◆ Written instruction: Copy out the listing below, swapping every "drifter" for "buoy" and keeping everything else the same.

◆ Extracted data:
****************

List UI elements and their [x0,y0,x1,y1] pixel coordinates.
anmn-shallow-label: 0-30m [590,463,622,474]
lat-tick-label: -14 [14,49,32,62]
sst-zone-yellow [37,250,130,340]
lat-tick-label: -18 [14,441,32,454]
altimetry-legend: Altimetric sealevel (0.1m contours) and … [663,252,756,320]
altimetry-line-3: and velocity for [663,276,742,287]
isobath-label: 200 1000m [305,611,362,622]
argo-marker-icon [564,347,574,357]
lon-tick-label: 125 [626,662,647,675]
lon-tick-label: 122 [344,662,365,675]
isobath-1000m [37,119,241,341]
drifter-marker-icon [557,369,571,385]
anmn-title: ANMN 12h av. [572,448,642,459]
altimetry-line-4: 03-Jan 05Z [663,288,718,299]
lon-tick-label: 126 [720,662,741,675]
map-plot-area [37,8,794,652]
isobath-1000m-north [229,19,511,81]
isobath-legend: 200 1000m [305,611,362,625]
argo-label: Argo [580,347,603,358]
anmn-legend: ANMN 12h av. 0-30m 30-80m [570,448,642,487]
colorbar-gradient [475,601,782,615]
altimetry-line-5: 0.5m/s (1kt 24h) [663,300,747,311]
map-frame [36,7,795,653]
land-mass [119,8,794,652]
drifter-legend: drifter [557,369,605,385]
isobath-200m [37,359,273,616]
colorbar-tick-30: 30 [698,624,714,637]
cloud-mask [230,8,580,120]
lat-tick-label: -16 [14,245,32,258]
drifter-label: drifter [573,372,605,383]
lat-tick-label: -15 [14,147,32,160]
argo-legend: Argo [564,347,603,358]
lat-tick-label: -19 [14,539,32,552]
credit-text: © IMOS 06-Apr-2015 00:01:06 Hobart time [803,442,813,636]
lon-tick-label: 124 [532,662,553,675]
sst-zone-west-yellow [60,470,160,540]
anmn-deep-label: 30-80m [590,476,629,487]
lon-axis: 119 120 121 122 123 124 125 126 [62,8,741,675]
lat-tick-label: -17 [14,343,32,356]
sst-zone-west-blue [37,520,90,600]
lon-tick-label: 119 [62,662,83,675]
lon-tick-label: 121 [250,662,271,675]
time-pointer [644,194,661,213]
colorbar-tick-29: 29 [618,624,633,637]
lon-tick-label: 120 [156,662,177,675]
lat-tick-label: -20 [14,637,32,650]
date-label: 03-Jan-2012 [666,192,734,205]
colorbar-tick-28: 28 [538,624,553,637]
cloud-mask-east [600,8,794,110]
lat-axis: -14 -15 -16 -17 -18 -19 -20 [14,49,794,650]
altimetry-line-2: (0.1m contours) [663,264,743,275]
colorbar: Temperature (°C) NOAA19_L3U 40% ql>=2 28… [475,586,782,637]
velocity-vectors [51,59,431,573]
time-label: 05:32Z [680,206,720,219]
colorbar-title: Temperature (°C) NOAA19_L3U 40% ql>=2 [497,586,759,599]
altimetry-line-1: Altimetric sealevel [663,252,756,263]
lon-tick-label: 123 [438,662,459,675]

****************

◆ Problem solution:
List UI elements and their [x0,y0,x1,y1] pixel coordinates.
anmn-shallow-label: 0-30m [590,463,622,474]
lat-tick-label: -14 [14,49,32,62]
sst-zone-yellow [37,250,130,340]
lat-tick-label: -18 [14,441,32,454]
altimetry-legend: Altimetric sealevel (0.1m contours) and … [663,252,756,320]
altimetry-line-3: and velocity for [663,276,742,287]
isobath-label: 200 1000m [305,611,362,622]
argo-marker-icon [564,347,574,357]
lon-tick-label: 125 [626,662,647,675]
lon-tick-label: 122 [344,662,365,675]
isobath-1000m [37,119,241,341]
buoy-marker-icon [557,369,571,385]
anmn-title: ANMN 12h av. [572,448,642,459]
altimetry-line-4: 03-Jan 05Z [663,288,718,299]
lon-tick-label: 126 [720,662,741,675]
map-plot-area [37,8,794,652]
isobath-1000m-north [229,19,511,81]
isobath-legend: 200 1000m [305,611,362,625]
argo-label: Argo [580,347,603,358]
anmn-legend: ANMN 12h av. 0-30m 30-80m [570,448,642,487]
colorbar-gradient [475,601,782,615]
altimetry-line-5: 0.5m/s (1kt 24h) [663,300,747,311]
map-frame [36,7,795,653]
land-mass [119,8,794,652]
buoy-legend: buoy [557,369,605,385]
isobath-200m [37,359,273,616]
colorbar-tick-30: 30 [698,624,714,637]
cloud-mask [230,8,580,120]
lat-tick-label: -16 [14,245,32,258]
buoy-label: buoy [573,372,605,383]
lat-tick-label: -15 [14,147,32,160]
argo-legend: Argo [564,347,603,358]
lat-tick-label: -19 [14,539,32,552]
credit-text: © IMOS 06-Apr-2015 00:01:06 Hobart time [803,442,813,636]
lon-tick-label: 124 [532,662,553,675]
sst-zone-west-yellow [60,470,160,540]
anmn-deep-label: 30-80m [590,476,629,487]
lon-axis: 119 120 121 122 123 124 125 126 [62,8,741,675]
lat-tick-label: -17 [14,343,32,356]
sst-zone-west-blue [37,520,90,600]
lon-tick-label: 119 [62,662,83,675]
lon-tick-label: 121 [250,662,271,675]
time-pointer [644,194,661,213]
colorbar-tick-29: 29 [618,624,633,637]
lon-tick-label: 120 [156,662,177,675]
lat-tick-label: -20 [14,637,32,650]
date-label: 03-Jan-2012 [666,192,734,205]
colorbar-tick-28: 28 [538,624,553,637]
cloud-mask-east [600,8,794,110]
lat-axis: -14 -15 -16 -17 -18 -19 -20 [14,49,794,650]
altimetry-line-2: (0.1m contours) [663,264,743,275]
colorbar: Temperature (°C) NOAA19_L3U 40% ql>=2 28… [475,586,782,637]
velocity-vectors [51,59,431,573]
time-label: 05:32Z [680,206,720,219]
colorbar-title: Temperature (°C) NOAA19_L3U 40% ql>=2 [497,586,759,599]
altimetry-line-1: Altimetric sealevel [663,252,756,263]
lon-tick-label: 123 [438,662,459,675]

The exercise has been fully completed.